- **Written task**:
Every entry must be duplicated precisely as written.
--- Data supplied ---
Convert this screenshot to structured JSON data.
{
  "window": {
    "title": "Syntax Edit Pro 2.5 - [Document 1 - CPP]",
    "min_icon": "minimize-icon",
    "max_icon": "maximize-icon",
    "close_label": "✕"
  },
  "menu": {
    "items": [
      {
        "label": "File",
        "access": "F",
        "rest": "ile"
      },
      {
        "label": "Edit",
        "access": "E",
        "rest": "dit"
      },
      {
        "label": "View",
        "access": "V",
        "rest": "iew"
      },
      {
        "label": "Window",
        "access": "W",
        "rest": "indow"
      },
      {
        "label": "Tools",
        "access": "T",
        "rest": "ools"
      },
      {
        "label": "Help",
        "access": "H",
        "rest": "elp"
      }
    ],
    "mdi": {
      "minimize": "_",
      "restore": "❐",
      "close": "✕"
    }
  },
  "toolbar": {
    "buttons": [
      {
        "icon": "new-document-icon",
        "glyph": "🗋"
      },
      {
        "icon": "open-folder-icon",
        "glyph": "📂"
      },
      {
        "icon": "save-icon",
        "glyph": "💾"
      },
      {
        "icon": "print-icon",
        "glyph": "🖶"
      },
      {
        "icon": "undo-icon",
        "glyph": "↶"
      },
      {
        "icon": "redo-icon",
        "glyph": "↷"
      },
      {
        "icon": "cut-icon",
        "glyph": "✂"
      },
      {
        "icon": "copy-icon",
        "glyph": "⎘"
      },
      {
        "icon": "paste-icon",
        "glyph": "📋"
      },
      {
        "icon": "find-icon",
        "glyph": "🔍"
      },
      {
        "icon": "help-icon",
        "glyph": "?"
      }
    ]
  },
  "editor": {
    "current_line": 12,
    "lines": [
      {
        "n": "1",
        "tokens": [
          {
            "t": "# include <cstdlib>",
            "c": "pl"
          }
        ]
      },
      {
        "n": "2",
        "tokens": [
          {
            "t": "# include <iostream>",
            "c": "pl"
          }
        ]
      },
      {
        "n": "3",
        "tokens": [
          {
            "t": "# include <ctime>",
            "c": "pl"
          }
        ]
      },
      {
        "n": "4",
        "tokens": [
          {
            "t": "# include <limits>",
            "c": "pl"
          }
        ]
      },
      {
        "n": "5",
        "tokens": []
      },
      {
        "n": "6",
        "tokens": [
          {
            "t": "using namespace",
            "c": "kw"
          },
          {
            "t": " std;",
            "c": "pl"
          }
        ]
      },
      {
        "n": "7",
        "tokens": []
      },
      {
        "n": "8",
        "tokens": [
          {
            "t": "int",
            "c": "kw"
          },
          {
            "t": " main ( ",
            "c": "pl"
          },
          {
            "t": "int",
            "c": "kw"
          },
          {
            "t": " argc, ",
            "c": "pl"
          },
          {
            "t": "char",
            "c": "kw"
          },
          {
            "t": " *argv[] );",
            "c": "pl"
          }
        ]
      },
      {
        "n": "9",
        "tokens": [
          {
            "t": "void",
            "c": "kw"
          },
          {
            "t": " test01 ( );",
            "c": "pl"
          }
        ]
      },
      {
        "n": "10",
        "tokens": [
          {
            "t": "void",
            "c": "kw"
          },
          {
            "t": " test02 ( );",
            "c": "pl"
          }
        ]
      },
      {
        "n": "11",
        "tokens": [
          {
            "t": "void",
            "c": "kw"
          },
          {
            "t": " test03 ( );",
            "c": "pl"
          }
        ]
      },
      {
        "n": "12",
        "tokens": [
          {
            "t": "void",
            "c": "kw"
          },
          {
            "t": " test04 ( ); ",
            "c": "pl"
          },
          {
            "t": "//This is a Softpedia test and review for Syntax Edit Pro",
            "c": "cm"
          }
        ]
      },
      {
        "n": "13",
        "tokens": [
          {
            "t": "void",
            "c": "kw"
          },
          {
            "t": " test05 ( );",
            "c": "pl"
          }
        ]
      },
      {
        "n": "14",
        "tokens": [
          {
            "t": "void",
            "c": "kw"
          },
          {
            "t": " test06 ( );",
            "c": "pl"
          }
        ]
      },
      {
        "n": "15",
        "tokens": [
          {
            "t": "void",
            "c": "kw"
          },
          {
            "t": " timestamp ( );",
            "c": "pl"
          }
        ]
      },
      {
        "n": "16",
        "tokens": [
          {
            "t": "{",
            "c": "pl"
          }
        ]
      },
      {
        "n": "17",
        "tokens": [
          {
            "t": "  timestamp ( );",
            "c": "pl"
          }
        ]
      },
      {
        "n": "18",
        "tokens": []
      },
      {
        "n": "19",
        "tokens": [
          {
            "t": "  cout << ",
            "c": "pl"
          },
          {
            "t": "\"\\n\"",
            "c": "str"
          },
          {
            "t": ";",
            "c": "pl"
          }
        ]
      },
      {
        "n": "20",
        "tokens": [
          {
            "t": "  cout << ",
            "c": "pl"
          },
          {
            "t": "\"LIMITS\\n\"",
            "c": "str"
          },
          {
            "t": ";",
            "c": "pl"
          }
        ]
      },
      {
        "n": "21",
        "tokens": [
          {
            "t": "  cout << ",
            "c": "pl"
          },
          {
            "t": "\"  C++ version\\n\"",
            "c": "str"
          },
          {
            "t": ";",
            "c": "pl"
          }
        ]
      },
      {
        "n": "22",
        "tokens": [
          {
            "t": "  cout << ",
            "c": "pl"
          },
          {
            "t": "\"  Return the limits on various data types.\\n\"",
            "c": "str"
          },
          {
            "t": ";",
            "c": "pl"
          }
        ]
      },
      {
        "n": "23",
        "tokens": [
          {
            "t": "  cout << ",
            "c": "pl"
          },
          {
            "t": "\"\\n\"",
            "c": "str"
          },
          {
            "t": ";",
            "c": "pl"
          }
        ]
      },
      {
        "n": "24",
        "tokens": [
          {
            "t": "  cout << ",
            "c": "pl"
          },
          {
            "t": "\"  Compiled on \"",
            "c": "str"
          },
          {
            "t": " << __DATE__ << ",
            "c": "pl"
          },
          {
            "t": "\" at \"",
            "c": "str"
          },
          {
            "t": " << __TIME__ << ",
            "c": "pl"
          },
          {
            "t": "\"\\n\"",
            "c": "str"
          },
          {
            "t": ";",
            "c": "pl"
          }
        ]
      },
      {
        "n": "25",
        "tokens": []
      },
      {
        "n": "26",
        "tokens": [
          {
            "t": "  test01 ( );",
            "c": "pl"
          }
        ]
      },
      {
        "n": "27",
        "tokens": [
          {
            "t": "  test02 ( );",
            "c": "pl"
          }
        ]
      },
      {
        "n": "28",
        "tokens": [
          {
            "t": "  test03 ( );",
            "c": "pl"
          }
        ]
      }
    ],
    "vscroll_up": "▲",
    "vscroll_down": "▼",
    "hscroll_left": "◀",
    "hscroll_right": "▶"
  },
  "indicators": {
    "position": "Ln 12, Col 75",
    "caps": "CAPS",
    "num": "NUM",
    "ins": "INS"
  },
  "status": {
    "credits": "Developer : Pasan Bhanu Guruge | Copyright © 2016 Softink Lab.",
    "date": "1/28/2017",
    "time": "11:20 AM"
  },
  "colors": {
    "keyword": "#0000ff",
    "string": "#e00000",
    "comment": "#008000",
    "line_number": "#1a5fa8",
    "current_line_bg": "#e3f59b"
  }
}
---
- **Correct output**:
Convert this screenshot to structured JSON data.
{
  "window": {
    "title": "Syntax Edit Pro 2.5 - [Document 1 - CPP]",
    "min_icon": "minimize-icon",
    "max_icon": "maximize-icon",
    "close_label": "✕"
  },
  "menu": {
    "items": [
      {
        "label": "File",
        "access": "F",
        "rest": "ile"
      },
      {
        "label": "Edit",
        "access": "E",
        "rest": "dit"
      },
      {
        "label": "View",
        "access": "V",
        "rest": "iew"
      },
      {
        "label": "Window",
        "access": "W",
        "rest": "indow"
      },
      {
        "label": "Tools",
        "access": "T",
        "rest": "ools"
      },
      {
        "label": "Help",
        "access": "H",
        "rest": "elp"
      }
    ],
    "mdi": {
      "minimize": "_",
      "restore": "❐",
      "close": "✕"
    }
  },
  "toolbar": {
    "buttons": [
      {
        "icon": "new-document-icon",
        "glyph": "🗋"
      },
      {
        "icon": "open-folder-icon",
        "glyph": "📂"
      },
      {
        "icon": "save-icon",
        "glyph": "💾"
      },
      {
        "icon": "print-icon",
        "glyph": "🖶"
      },
      {
        "icon": "undo-icon",
        "glyph": "↶"
      },
      {
        "icon": "redo-icon",
        "glyph": "↷"
      },
      {
        "icon": "cut-icon",
        "glyph": "✂"
      },
      {
        "icon": "copy-icon",
        "glyph": "⎘"
      },
      {
        "icon": "paste-icon",
        "glyph": "📋"
      },
      {
        "icon": "find-icon",
        "glyph": "🔍"
      },
      {
        "icon": "help-icon",
        "glyph": "?"
      }
    ]
  },
  "editor": {
    "current_line": 12,
    "lines": [
      {
        "n": "1",
        "tokens": [
          {
            "t": "# include <cstdlib>",
            "c": "pl"
          }
        ]
      },
      {
        "n": "2",
        "tokens": [
          {
            "t": "# include <iostream>",
            "c": "pl"
          }
        ]
      },
      {
        "n": "3",
        "tokens": [
          {
            "t": "# include <ctime>",
            "c": "pl"
          }
        ]
      },
      {
        "n": "4",
        "tokens": [
          {
            "t": "# include <limits>",
            "c": "pl"
          }
        ]
      },
      {
        "n": "5",
        "tokens": []
      },
      {
        "n": "6",
        "tokens": [
          {
            "t": "using namespace",
            "c": "kw"
          },
          {
            "t": " std;",
            "c": "pl"
          }
        ]
      },
      {
        "n": "7",
        "tokens": []
      },
      {
        "n": "8",
        "tokens": [
          {
            "t": "int",
            "c": "kw"
          },
          {
            "t": " main ( ",
            "c": "pl"
          },
          {
            "t": "int",
            "c": "kw"
          },
          {
            "t": " argc, ",
            "c": "pl"
          },
          {
            "t": "char",
            "c": "kw"
          },
          {
            "t": " *argv[] );",
            "c": "pl"
          }
        ]
      },
      {
        "n": "9",
        "tokens": [
          {
            "t": "void",
            "c": "kw"
          },
          {
            "t": " test01 ( );",
            "c": "pl"
          }
        ]
      },
      {
        "n": "10",
        "tokens": [
          {
            "t": "void",
            "c": "kw"
          },
          {
            "t": " test02 ( );",
            "c": "pl"
          }
        ]
      },
      {
        "n": "11",
        "tokens": [
          {
            "t": "void",
            "c": "kw"
          },
          {
            "t": " test03 ( );",
            "c": "pl"
          }
        ]
      },
      {
        "n": "12",
        "tokens": [
          {
            "t": "void",
            "c": "kw"
          },
          {
            "t": " test04 ( ); ",
            "c": "pl"
          },
          {
            "t": "//This is a Softpedia test and review for Syntax Edit Pro",
            "c": "cm"
          }
        ]
      },
      {
        "n": "13",
        "tokens": [
          {
            "t": "void",
            "c": "kw"
          },
          {
            "t": " test05 ( );",
            "c": "pl"
          }
        ]
      },
      {
        "n": "14",
        "tokens": [
          {
            "t": "void",
            "c": "kw"
          },
          {
            "t": " test06 ( );",
            "c": "pl"
          }
        ]
      },
      {
        "n": "15",
        "tokens": [
          {
            "t": "void",
            "c": "kw"
          },
          {
            "t": " timestamp ( );",
            "c": "pl"
          }
        ]
      },
      {
        "n": "16",
        "tokens": [
          {
            "t": "{",
            "c": "pl"
          }
        ]
      },
      {
        "n": "17",
        "tokens": [
          {
            "t": "  timestamp ( );",
            "c": "pl"
          }
        ]
      },
      {
        "n": "18",
        "tokens": []
      },
      {
        "n": "19",
        "tokens": [
          {
            "t": "  cout << ",
            "c": "pl"
          },
          {
            "t": "\"\\n\"",
            "c": "str"
          },
          {
            "t": ";",
            "c": "pl"
          }
        ]
      },
      {
        "n": "20",
        "tokens": [
          {
            "t": "  cout << ",
            "c": "pl"
          },
          {
            "t": "\"LIMITS\\n\"",
            "c": "str"
          },
          {
            "t": ";",
            "c": "pl"
          }
        ]
      },
      {
        "n": "21",
        "tokens": [
          {
            "t": "  cout << ",
            "c": "pl"
          },
          {
            "t": "\"  C++ version\\n\"",
            "c": "str"
          },
          {
            "t": ";",
            "c": "pl"
          }
        ]
      },
      {
        "n": "22",
        "tokens": [
          {
            "t": "  cout << ",
            "c": "pl"
          },
          {
            "t": "\"  Return the limits on various data types.\\n\"",
            "c": "str"
          },
          {
            "t": ";",
            "c": "pl"
          }
        ]
      },
      {
        "n": "23",
        "tokens": [
          {
            "t": "  cout << ",
            "c": "pl"
          },
          {
            "t": "\"\\n\"",
            "c": "str"
          },
          {
            "t": ";",
            "c": "pl"
          }
        ]
      },
      {
        "n": "24",
        "tokens": [
          {
            "t": "  cout << ",
            "c": "pl"
          },
          {
            "t": "\"  Compiled on \"",
            "c": "str"
          },
          {
            "t": " << __DATE__ << ",
            "c": "pl"
          },
          {
            "t": "\" at \"",
            "c": "str"
          },
          {
            "t": " << __TIME__ << ",
            "c": "pl"
          },
          {
            "t": "\"\\n\"",
            "c": "str"
          },
          {
            "t": ";",
            "c": "pl"
          }
        ]
      },
      {
        "n": "25",
        "tokens": []
      },
      {
        "n": "26",
        "tokens": [
          {
            "t": "  test01 ( );",
            "c": "pl"
          }
        ]
      },
      {
        "n": "27",
        "tokens": [
          {
            "t": "  test02 ( );",
            "c": "pl"
          }
        ]
      },
      {
        "n": "28",
        "tokens": [
          {
            "t": "  test03 ( );",
            "c": "pl"
          }
        ]
      }
    ],
    "vscroll_up": "▲",
    "vscroll_down": "▼",
    "hscroll_left": "◀",
    "hscroll_right": "▶"
  },
  "indicators": {
    "position": "Ln 12, Col 75",
    "caps": "CAPS",
    "num": "NUM",
    "ins": "INS"
  },
  "status": {
    "credits": "Developer : Pasan Bhanu Guruge | Copyright © 2016 Softink Lab.",
    "date": "1/28/2017",
    "time": "11:20 AM"
  },
  "colors": {
    "keyword": "#0000ff",
    "string": "#e00000",
    "comment": "#008000",
    "line_number": "#1a5fa8",
    "current_line_bg": "#e3f59b"
  }
}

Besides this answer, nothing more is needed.